___ Task input ___

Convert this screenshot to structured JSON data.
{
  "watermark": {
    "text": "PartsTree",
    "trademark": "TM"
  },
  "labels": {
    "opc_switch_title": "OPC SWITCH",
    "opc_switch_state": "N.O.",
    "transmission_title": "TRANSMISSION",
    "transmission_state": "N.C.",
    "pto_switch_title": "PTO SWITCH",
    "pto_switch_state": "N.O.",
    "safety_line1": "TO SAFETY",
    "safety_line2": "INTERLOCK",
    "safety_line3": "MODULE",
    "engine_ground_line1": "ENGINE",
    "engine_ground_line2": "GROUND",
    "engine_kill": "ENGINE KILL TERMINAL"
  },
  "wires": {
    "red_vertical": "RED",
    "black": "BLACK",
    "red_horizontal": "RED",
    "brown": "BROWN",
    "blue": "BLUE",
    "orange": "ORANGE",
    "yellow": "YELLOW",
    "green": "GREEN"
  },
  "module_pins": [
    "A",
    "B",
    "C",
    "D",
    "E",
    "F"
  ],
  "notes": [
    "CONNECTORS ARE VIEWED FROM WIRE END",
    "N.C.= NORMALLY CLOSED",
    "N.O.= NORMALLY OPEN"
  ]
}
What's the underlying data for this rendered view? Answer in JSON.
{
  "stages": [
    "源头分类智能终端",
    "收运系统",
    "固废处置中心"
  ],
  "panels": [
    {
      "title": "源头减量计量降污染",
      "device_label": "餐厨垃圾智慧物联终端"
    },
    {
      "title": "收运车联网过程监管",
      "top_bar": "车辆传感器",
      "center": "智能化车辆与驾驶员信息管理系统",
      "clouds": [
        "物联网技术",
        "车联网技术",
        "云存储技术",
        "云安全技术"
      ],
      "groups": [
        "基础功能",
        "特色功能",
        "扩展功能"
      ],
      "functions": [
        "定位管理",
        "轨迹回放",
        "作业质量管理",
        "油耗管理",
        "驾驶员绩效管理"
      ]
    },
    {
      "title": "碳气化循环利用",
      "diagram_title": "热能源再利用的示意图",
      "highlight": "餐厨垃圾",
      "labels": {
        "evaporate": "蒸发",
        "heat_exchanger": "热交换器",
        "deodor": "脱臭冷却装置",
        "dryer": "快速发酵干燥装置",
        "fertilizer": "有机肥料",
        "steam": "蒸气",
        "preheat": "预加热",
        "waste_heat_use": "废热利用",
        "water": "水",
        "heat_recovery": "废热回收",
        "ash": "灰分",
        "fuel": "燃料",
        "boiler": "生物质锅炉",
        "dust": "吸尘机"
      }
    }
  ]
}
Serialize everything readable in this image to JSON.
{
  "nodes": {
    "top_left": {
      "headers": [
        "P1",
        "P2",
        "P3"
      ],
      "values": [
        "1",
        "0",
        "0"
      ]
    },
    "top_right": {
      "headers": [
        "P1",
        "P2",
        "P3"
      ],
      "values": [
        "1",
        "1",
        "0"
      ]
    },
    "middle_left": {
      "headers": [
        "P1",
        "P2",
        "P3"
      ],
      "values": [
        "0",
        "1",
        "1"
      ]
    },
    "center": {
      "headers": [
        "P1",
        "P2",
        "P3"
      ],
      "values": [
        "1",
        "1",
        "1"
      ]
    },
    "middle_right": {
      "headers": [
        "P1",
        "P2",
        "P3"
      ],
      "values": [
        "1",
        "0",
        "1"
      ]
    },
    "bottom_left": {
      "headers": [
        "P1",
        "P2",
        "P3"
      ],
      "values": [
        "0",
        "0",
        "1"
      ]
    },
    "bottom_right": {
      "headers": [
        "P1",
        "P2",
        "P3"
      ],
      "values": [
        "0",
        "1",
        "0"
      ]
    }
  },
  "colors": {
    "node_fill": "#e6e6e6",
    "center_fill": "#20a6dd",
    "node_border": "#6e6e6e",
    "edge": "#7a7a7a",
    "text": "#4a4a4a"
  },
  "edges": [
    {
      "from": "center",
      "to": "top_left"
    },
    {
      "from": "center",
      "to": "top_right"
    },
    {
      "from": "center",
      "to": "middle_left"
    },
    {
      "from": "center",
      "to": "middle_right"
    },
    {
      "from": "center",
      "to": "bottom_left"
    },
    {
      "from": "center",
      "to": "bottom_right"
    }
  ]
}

___

Make an exact copy of the data above.

## Output below
Convert this screenshot to structured JSON data.
{
  "watermark": {
    "text": "PartsTree",
    "trademark": "TM"
  },
  "labels": {
    "opc_switch_title": "OPC SWITCH",
    "opc_switch_state": "N.O.",
    "transmission_title": "TRANSMISSION",
    "transmission_state": "N.C.",
    "pto_switch_title": "PTO SWITCH",
    "pto_switch_state": "N.O.",
    "safety_line1": "TO SAFETY",
    "safety_line2": "INTERLOCK",
    "safety_line3": "MODULE",
    "engine_ground_line1": "ENGINE",
    "engine_ground_line2": "GROUND",
    "engine_kill": "ENGINE KILL TERMINAL"
  },
  "wires": {
    "red_vertical": "RED",
    "black": "BLACK",
    "red_horizontal": "RED",
    "brown": "BROWN",
    "blue": "BLUE",
    "orange": "ORANGE",
    "yellow": "YELLOW",
    "green": "GREEN"
  },
  "module_pins": [
    "A",
    "B",
    "C",
    "D",
    "E",
    "F"
  ],
  "notes": [
    "CONNECTORS ARE VIEWED FROM WIRE END",
    "N.C.= NORMALLY CLOSED",
    "N.O.= NORMALLY OPEN"
  ]
}
What's the underlying data for this rendered view? Answer in JSON.
{
  "stages": [
    "源头分类智能终端",
    "收运系统",
    "固废处置中心"
  ],
  "panels": [
    {
      "title": "源头减量计量降污染",
      "device_label": "餐厨垃圾智慧物联终端"
    },
    {
      "title": "收运车联网过程监管",
      "top_bar": "车辆传感器",
      "center": "智能化车辆与驾驶员信息管理系统",
      "clouds": [
        "物联网技术",
        "车联网技术",
        "云存储技术",
        "云安全技术"
      ],
      "groups": [
        "基础功能",
        "特色功能",
        "扩展功能"
      ],
      "functions": [
        "定位管理",
        "轨迹回放",
        "作业质量管理",
        "油耗管理",
        "驾驶员绩效管理"
      ]
    },
    {
      "title": "碳气化循环利用",
      "diagram_title": "热能源再利用的示意图",
      "highlight": "餐厨垃圾",
      "labels": {
        "evaporate": "蒸发",
        "heat_exchanger": "热交换器",
        "deodor": "脱臭冷却装置",
        "dryer": "快速发酵干燥装置",
        "fertilizer": "有机肥料",
        "steam": "蒸气",
        "preheat": "预加热",
        "waste_heat_use": "废热利用",
        "water": "水",
        "heat_recovery": "废热回收",
        "ash": "灰分",
        "fuel": "燃料",
        "boiler": "生物质锅炉",
        "dust": "吸尘机"
      }
    }
  ]
}
Serialize everything readable in this image to JSON.
{
  "nodes": {
    "top_left": {
      "headers": [
        "P1",
        "P2",
        "P3"
      ],
      "values": [
        "1",
        "0",
        "0"
      ]
    },
    "top_right": {
      "headers": [
        "P1",
        "P2",
        "P3"
      ],
      "values": [
        "1",
        "1",
        "0"
      ]
    },
    "middle_left": {
      "headers": [
        "P1",
        "P2",
        "P3"
      ],
      "values": [
        "0",
        "1",
        "1"
      ]
    },
    "center": {
      "headers": [
        "P1",
        "P2",
        "P3"
      ],
      "values": [
        "1",
        "1",
        "1"
      ]
    },
    "middle_right": {
      "headers": [
        "P1",
        "P2",
        "P3"
      ],
      "values": [
        "1",
        "0",
        "1"
      ]
    },
    "bottom_left": {
      "headers": [
        "P1",
        "P2",
        "P3"
      ],
      "values": [
        "0",
        "0",
        "1"
      ]
    },
    "bottom_right": {
      "headers": [
        "P1",
        "P2",
        "P3"
      ],
      "values": [
        "0",
        "1",
        "0"
      ]
    }
  },
  "colors": {
    "node_fill": "#e6e6e6",
    "center_fill": "#20a6dd",
    "node_border": "#6e6e6e",
    "edge": "#7a7a7a",
    "text": "#4a4a4a"
  },
  "edges": [
    {
      "from": "center",
      "to": "top_left"
    },
    {
      "from": "center",
      "to": "top_right"
    },
    {
      "from": "center",
      "to": "middle_left"
    },
    {
      "from": "center",
      "to": "middle_right"
    },
    {
      "from": "center",
      "to": "bottom_left"
    },
    {
      "from": "center",
      "to": "bottom_right"
    }
  ]
}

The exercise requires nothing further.